WHAT YOU SHOULD DO: Gather all lines in the entries below that include the word "name".

Chart and figure data
-- begin --

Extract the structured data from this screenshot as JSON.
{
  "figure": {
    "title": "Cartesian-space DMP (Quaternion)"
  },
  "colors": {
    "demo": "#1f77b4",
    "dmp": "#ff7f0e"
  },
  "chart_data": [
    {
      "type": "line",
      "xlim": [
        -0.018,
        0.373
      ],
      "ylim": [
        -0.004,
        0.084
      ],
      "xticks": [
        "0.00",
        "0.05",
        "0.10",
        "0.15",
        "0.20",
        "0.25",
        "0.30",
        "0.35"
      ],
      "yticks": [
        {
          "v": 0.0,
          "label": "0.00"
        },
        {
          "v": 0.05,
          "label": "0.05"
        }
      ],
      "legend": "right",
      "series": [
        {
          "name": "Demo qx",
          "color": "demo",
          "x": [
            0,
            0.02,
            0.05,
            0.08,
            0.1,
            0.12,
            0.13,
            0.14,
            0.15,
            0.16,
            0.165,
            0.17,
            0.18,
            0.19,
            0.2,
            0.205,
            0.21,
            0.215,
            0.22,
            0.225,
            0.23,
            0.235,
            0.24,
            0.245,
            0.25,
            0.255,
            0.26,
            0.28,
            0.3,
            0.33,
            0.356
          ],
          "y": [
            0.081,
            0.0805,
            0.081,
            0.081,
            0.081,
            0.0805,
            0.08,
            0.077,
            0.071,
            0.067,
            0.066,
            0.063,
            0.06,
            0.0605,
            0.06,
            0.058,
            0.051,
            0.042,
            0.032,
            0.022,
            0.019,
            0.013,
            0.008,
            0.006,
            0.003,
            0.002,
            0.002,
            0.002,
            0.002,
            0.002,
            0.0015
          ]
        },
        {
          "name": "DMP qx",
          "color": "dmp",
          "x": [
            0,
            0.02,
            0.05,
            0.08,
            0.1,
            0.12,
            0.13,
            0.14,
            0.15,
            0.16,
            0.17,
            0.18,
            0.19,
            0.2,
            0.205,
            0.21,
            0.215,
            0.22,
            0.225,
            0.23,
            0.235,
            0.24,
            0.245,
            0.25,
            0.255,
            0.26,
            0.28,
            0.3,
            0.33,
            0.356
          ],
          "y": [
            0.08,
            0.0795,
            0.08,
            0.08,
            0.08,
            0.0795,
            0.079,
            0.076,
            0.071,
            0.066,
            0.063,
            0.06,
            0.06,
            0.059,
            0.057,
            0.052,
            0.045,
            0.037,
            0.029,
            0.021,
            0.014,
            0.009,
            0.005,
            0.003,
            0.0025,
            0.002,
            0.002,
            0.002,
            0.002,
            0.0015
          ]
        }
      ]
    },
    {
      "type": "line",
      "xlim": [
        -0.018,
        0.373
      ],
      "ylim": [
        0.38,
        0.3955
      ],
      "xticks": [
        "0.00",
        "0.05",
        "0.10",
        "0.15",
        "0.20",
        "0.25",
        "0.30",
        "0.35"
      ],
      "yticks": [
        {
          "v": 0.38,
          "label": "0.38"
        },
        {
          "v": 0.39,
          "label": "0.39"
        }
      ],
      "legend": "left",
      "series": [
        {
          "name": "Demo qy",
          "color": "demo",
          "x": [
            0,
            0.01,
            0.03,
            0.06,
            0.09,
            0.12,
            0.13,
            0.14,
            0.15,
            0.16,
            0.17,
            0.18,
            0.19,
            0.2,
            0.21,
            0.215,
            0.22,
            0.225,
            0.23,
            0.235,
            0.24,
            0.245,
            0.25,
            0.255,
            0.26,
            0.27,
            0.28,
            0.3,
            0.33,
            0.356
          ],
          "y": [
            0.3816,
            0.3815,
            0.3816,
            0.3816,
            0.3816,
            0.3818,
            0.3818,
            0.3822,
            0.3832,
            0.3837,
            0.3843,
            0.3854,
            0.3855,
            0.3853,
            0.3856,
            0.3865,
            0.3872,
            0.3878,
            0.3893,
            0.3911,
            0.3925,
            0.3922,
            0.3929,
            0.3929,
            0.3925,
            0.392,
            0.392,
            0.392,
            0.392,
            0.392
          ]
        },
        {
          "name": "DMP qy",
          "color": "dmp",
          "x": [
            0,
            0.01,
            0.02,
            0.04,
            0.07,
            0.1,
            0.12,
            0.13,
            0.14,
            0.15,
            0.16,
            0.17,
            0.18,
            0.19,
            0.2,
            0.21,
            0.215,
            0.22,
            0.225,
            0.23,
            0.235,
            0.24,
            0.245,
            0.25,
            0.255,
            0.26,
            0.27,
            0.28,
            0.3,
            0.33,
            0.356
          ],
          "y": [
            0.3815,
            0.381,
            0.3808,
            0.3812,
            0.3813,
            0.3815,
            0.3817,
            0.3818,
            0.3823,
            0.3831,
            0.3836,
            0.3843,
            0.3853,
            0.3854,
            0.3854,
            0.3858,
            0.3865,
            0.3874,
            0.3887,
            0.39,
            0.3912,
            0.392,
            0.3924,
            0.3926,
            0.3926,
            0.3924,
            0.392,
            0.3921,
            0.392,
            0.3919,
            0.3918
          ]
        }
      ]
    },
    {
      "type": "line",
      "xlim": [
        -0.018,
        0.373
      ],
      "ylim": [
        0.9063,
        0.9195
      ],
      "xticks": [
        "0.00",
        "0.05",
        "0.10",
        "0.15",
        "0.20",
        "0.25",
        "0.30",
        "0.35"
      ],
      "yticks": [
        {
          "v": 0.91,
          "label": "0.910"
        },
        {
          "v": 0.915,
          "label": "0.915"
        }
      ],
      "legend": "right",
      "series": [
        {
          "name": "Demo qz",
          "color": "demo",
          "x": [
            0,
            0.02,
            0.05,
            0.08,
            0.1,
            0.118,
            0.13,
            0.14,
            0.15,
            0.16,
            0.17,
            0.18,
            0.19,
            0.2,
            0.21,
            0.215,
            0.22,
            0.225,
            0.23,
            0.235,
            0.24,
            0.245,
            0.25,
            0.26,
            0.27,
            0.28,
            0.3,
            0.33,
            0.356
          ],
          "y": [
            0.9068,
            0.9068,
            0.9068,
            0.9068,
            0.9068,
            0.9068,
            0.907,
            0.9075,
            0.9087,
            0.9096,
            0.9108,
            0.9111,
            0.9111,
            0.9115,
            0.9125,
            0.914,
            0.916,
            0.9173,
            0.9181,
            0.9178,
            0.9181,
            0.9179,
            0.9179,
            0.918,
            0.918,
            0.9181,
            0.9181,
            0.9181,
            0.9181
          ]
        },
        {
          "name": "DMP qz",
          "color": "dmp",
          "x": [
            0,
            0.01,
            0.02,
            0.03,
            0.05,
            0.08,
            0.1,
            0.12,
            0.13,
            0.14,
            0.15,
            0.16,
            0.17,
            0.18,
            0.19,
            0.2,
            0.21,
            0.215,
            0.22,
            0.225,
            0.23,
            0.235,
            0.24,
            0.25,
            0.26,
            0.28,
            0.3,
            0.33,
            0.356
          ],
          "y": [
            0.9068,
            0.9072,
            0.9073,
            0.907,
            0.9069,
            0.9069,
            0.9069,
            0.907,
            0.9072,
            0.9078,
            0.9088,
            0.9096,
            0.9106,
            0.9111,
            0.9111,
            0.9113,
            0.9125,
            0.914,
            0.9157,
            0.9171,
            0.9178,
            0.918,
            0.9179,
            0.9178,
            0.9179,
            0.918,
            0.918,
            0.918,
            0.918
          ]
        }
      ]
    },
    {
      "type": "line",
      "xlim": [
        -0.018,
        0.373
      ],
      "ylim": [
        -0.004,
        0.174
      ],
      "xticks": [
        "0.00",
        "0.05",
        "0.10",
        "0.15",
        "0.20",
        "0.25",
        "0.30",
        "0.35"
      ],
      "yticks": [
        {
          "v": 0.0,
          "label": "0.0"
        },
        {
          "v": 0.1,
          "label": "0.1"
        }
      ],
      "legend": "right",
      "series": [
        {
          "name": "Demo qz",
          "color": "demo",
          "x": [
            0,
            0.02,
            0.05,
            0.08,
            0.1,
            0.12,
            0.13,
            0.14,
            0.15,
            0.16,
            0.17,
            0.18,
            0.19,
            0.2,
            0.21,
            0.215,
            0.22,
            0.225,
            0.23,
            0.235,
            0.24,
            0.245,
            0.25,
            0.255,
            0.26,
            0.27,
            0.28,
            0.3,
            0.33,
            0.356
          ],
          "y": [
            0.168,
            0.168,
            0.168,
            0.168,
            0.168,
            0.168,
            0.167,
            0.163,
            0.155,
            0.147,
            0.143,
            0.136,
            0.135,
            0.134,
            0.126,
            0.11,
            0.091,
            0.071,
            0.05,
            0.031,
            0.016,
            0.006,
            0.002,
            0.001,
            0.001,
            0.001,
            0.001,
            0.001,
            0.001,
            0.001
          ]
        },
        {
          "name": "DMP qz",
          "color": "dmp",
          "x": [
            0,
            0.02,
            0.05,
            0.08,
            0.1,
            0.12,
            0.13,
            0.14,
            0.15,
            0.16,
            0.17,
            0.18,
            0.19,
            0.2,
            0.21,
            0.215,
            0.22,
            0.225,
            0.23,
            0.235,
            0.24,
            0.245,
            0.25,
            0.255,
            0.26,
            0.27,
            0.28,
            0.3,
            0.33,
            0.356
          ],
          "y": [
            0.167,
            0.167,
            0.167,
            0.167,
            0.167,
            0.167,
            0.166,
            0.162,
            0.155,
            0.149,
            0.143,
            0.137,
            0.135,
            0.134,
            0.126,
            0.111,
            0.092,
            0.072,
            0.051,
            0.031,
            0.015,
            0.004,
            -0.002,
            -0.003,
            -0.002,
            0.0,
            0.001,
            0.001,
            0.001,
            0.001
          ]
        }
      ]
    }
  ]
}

-- end --

OUTPUT OF THE TASK:
          "name": "Demo qx",
          "name": "DMP qx",
          "name": "Demo qy",
          "name": "DMP qy",
          "name": "Demo qz",
          "name": "DMP qz",
          "name": "Demo qz",
          "name": "DMP qz",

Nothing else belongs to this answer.